* DIRECTIVE:
All entries are to be quoted exactly; the images stay out of the copy.

## Start DATA ROWS

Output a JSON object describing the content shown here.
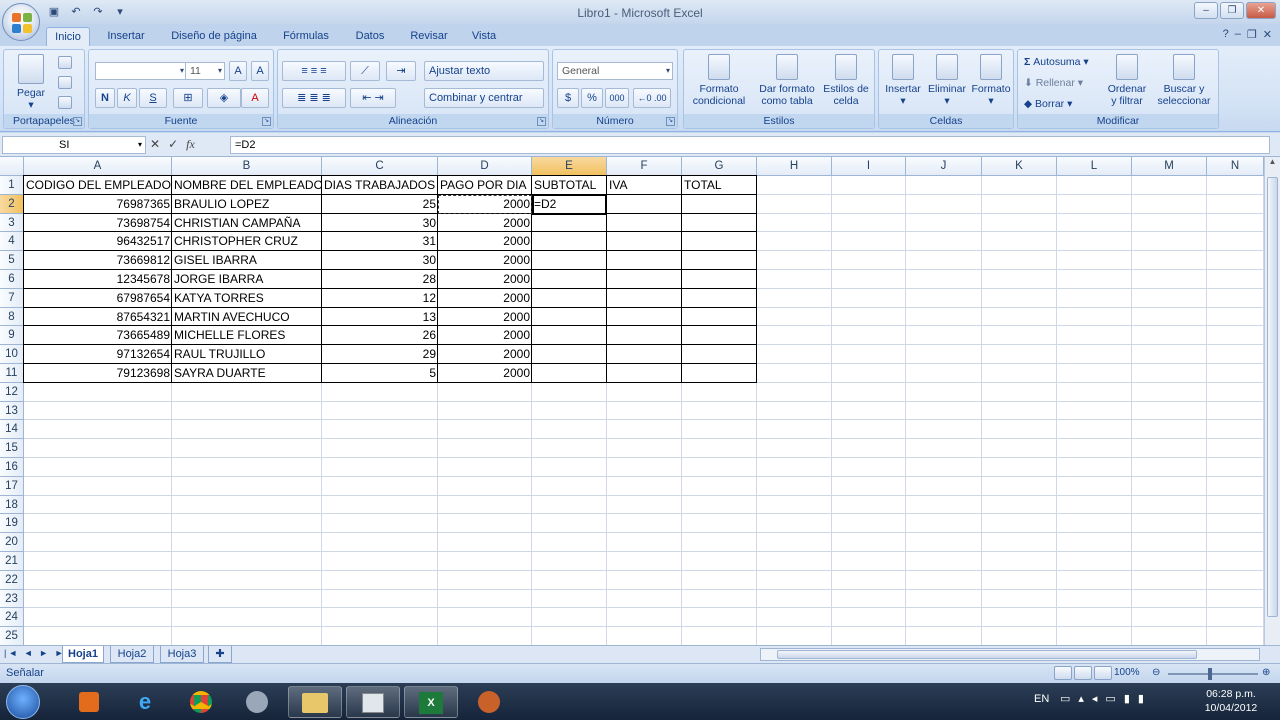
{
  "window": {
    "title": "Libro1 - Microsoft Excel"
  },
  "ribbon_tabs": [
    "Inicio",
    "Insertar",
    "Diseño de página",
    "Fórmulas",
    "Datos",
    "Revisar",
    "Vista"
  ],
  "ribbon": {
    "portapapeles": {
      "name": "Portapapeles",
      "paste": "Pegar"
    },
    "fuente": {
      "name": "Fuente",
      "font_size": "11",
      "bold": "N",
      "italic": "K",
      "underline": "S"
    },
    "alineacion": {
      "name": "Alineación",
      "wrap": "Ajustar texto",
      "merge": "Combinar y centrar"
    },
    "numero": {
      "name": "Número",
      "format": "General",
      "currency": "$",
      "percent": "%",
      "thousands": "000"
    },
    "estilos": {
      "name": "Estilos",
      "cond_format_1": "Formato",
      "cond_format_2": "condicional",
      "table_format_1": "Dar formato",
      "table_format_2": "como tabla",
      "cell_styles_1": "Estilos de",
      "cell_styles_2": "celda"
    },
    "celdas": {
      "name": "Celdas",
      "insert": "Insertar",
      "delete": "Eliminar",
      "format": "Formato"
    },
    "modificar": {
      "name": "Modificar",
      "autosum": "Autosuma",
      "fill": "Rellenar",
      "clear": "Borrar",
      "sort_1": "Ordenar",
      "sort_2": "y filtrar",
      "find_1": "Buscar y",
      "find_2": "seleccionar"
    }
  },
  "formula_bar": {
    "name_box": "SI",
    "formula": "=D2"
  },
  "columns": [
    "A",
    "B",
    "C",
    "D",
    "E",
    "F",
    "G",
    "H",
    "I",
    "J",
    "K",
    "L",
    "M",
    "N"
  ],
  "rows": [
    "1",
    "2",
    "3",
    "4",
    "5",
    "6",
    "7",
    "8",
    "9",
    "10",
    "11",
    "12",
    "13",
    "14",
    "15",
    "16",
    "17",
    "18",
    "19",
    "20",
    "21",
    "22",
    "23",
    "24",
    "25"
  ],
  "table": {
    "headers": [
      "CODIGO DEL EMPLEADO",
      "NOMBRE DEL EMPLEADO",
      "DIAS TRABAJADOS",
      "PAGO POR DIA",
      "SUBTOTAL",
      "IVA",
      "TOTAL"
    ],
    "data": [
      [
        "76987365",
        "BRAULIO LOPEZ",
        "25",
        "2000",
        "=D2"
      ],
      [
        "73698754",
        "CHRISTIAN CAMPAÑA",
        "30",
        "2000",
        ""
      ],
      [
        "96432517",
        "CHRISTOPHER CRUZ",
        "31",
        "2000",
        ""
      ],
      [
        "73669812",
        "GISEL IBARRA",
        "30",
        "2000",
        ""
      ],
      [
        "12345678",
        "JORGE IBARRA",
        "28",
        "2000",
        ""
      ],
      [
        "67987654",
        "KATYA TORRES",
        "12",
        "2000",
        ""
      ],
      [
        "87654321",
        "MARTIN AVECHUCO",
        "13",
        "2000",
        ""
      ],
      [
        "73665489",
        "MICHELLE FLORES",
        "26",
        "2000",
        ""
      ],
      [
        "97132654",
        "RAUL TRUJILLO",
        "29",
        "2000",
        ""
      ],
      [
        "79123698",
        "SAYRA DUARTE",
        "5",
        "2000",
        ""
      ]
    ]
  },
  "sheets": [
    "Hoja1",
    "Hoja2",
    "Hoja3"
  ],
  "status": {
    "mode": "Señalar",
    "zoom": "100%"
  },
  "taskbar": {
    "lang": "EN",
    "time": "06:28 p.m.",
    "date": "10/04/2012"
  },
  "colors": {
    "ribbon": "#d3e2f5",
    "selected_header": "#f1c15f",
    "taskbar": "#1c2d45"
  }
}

## End DATA ROWS

* ANSWER TO THIS TASK:
Output a JSON object describing the content shown here.
{
  "window": {
    "title": "Libro1 - Microsoft Excel"
  },
  "ribbon_tabs": [
    "Inicio",
    "Insertar",
    "Diseño de página",
    "Fórmulas",
    "Datos",
    "Revisar",
    "Vista"
  ],
  "ribbon": {
    "portapapeles": {
      "name": "Portapapeles",
      "paste": "Pegar"
    },
    "fuente": {
      "name": "Fuente",
      "font_size": "11",
      "bold": "N",
      "italic": "K",
      "underline": "S"
    },
    "alineacion": {
      "name": "Alineación",
      "wrap": "Ajustar texto",
      "merge": "Combinar y centrar"
    },
    "numero": {
      "name": "Número",
      "format": "General",
      "currency": "$",
      "percent": "%",
      "thousands": "000"
    },
    "estilos": {
      "name": "Estilos",
      "cond_format_1": "Formato",
      "cond_format_2": "condicional",
      "table_format_1": "Dar formato",
      "table_format_2": "como tabla",
      "cell_styles_1": "Estilos de",
      "cell_styles_2": "celda"
    },
    "celdas": {
      "name": "Celdas",
      "insert": "Insertar",
      "delete": "Eliminar",
      "format": "Formato"
    },
    "modificar": {
      "name": "Modificar",
      "autosum": "Autosuma",
      "fill": "Rellenar",
      "clear": "Borrar",
      "sort_1": "Ordenar",
      "sort_2": "y filtrar",
      "find_1": "Buscar y",
      "find_2": "seleccionar"
    }
  },
  "formula_bar": {
    "name_box": "SI",
    "formula": "=D2"
  },
  "columns": [
    "A",
    "B",
    "C",
    "D",
    "E",
    "F",
    "G",
    "H",
    "I",
    "J",
    "K",
    "L",
    "M",
    "N"
  ],
  "rows": [
    "1",
    "2",
    "3",
    "4",
    "5",
    "6",
    "7",
    "8",
    "9",
    "10",
    "11",
    "12",
    "13",
    "14",
    "15",
    "16",
    "17",
    "18",
    "19",
    "20",
    "21",
    "22",
    "23",
    "24",
    "25"
  ],
  "table": {
    "headers": [
      "CODIGO DEL EMPLEADO",
      "NOMBRE DEL EMPLEADO",
      "DIAS TRABAJADOS",
      "PAGO POR DIA",
      "SUBTOTAL",
      "IVA",
      "TOTAL"
    ],
    "data": [
      [
        "76987365",
        "BRAULIO LOPEZ",
        "25",
        "2000",
        "=D2"
      ],
      [
        "73698754",
        "CHRISTIAN CAMPAÑA",
        "30",
        "2000",
        ""
      ],
      [
        "96432517",
        "CHRISTOPHER CRUZ",
        "31",
        "2000",
        ""
      ],
      [
        "73669812",
        "GISEL IBARRA",
        "30",
        "2000",
        ""
      ],
      [
        "12345678",
        "JORGE IBARRA",
        "28",
        "2000",
        ""
      ],
      [
        "67987654",
        "KATYA TORRES",
        "12",
        "2000",
        ""
      ],
      [
        "87654321",
        "MARTIN AVECHUCO",
        "13",
        "2000",
        ""
      ],
      [
        "73665489",
        "MICHELLE FLORES",
        "26",
        "2000",
        ""
      ],
      [
        "97132654",
        "RAUL TRUJILLO",
        "29",
        "2000",
        ""
      ],
      [
        "79123698",
        "SAYRA DUARTE",
        "5",
        "2000",
        ""
      ]
    ]
  },
  "sheets": [
    "Hoja1",
    "Hoja2",
    "Hoja3"
  ],
  "status": {
    "mode": "Señalar",
    "zoom": "100%"
  },
  "taskbar": {
    "lang": "EN",
    "time": "06:28 p.m.",
    "date": "10/04/2012"
  },
  "colors": {
    "ribbon": "#d3e2f5",
    "selected_header": "#f1c15f",
    "taskbar": "#1c2d45"
  }
}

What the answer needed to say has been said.